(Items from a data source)
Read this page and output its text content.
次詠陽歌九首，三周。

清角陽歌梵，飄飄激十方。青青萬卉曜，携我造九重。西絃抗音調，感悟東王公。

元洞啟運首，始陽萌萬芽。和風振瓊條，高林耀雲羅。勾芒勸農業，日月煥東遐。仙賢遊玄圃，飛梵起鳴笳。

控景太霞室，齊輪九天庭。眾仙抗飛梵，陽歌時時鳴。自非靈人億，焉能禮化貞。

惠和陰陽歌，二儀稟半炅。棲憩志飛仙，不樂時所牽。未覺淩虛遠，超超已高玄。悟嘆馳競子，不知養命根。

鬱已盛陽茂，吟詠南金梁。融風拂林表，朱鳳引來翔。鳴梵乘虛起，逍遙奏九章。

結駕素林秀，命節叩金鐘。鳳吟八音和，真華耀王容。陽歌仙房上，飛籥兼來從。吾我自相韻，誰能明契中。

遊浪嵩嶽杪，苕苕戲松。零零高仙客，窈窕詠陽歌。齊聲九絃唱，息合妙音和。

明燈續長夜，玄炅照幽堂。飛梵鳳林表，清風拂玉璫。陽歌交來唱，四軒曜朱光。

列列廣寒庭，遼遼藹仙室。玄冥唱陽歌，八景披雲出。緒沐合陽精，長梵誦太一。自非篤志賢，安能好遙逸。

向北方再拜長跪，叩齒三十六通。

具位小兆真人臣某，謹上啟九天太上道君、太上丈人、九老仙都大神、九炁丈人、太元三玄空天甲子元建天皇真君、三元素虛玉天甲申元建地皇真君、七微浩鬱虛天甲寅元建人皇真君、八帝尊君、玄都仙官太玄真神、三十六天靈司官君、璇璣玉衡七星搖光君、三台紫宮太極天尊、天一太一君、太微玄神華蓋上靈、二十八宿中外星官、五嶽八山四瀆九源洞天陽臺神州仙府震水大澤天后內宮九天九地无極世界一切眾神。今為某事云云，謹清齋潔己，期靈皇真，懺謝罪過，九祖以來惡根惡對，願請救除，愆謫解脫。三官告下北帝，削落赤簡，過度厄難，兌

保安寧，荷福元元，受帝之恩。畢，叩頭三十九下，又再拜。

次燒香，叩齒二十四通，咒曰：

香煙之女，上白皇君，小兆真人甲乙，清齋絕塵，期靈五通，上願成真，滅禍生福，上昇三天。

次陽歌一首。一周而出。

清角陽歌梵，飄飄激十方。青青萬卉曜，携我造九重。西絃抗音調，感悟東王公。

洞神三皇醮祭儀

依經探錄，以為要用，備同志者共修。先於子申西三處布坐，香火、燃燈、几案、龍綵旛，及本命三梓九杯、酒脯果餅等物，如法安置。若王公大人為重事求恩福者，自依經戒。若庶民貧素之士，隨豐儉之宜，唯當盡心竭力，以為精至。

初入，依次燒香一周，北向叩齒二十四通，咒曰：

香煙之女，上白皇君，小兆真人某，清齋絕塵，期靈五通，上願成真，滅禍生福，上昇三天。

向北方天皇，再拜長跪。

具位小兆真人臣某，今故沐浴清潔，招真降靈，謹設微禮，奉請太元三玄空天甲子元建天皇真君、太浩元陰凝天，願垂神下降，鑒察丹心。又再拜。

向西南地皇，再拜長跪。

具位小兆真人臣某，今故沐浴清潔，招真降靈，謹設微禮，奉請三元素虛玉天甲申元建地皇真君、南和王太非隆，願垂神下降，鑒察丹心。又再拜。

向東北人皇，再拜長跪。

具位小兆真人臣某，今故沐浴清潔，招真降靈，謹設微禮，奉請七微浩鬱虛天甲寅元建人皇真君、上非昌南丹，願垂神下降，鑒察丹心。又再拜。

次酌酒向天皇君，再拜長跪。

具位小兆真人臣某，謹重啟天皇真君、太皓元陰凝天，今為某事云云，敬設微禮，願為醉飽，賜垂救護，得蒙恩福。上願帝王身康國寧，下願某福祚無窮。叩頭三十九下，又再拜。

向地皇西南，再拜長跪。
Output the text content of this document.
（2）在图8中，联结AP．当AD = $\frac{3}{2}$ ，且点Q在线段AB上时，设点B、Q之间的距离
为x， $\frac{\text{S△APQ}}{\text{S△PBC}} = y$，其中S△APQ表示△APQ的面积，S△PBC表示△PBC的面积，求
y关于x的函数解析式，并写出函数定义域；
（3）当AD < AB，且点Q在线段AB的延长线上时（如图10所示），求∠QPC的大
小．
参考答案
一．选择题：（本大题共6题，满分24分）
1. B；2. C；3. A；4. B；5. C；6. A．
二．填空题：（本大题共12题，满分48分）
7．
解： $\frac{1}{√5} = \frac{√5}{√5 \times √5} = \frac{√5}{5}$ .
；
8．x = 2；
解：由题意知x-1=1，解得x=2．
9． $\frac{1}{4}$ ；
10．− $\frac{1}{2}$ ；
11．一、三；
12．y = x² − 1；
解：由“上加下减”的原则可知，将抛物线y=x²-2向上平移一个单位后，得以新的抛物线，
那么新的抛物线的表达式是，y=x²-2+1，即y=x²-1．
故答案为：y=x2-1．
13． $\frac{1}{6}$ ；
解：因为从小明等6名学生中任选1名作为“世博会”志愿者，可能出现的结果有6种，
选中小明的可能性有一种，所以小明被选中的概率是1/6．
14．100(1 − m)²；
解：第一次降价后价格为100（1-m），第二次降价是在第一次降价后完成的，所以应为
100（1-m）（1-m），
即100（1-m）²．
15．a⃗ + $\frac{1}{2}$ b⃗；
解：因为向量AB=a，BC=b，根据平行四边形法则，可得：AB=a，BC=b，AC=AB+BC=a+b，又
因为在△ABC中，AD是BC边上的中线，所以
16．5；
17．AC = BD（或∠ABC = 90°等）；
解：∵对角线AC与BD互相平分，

*Exercise prompt*
Work out the count of lines containing the word "招真降靈", then write only that count.

*Output below*
3